** Dataset items **
^^^^^^^^

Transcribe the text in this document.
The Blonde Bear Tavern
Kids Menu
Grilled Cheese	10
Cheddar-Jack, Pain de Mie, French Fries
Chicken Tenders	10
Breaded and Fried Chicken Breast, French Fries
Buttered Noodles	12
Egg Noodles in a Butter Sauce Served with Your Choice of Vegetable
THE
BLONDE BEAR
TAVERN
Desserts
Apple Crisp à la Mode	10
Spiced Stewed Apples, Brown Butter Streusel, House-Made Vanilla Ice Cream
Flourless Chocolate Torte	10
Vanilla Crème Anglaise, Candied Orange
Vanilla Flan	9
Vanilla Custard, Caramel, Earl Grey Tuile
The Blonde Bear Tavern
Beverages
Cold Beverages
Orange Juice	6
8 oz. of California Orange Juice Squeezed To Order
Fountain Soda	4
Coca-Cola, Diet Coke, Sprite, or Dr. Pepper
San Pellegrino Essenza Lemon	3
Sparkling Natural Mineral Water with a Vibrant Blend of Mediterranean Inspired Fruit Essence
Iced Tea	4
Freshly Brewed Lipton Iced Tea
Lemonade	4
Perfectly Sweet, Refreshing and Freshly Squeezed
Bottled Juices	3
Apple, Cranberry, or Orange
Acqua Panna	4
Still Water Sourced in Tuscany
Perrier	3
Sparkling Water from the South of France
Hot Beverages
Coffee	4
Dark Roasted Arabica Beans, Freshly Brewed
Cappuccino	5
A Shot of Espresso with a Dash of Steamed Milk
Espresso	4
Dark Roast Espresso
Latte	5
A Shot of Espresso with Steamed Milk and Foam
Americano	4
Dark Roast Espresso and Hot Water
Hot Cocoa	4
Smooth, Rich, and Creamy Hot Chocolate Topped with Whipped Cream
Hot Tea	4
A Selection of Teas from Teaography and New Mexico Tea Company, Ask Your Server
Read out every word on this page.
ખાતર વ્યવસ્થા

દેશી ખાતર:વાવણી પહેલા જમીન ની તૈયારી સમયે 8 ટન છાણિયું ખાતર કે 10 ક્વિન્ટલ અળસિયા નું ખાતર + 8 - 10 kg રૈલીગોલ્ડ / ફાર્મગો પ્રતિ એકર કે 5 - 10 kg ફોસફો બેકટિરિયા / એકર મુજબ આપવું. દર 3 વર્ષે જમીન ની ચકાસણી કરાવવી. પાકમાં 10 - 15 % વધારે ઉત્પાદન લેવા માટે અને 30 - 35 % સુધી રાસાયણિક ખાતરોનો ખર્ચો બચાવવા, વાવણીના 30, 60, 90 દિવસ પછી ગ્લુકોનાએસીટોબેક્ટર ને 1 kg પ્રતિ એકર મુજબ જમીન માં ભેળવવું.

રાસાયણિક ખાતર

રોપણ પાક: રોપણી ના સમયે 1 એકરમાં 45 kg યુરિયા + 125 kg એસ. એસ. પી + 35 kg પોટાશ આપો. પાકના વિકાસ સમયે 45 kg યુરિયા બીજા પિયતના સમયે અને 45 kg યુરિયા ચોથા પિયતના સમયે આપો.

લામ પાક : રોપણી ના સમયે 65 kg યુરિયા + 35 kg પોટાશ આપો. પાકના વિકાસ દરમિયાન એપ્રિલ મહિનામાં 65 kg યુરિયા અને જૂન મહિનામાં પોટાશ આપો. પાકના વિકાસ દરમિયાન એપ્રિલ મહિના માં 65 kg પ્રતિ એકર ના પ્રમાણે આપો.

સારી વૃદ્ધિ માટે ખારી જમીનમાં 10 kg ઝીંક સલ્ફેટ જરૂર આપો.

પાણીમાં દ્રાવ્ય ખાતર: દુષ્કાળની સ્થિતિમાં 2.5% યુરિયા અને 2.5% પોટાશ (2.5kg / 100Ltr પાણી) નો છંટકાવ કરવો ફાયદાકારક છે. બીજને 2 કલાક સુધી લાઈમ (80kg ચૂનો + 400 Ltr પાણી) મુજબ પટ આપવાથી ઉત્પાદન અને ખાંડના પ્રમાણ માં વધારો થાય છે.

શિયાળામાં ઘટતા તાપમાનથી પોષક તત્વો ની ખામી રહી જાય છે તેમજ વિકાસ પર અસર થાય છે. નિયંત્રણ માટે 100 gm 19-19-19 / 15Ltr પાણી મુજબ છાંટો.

^^^^^^^^

** EXERCISE INSTRUCTIONS **
Check every line for "Fries" and show the ones that have it.

** RESULT FOR THIS EXERCISE **
Cheddar-Jack, Pain de Mie, French Fries
Breaded and Fried Chicken Breast, French Fries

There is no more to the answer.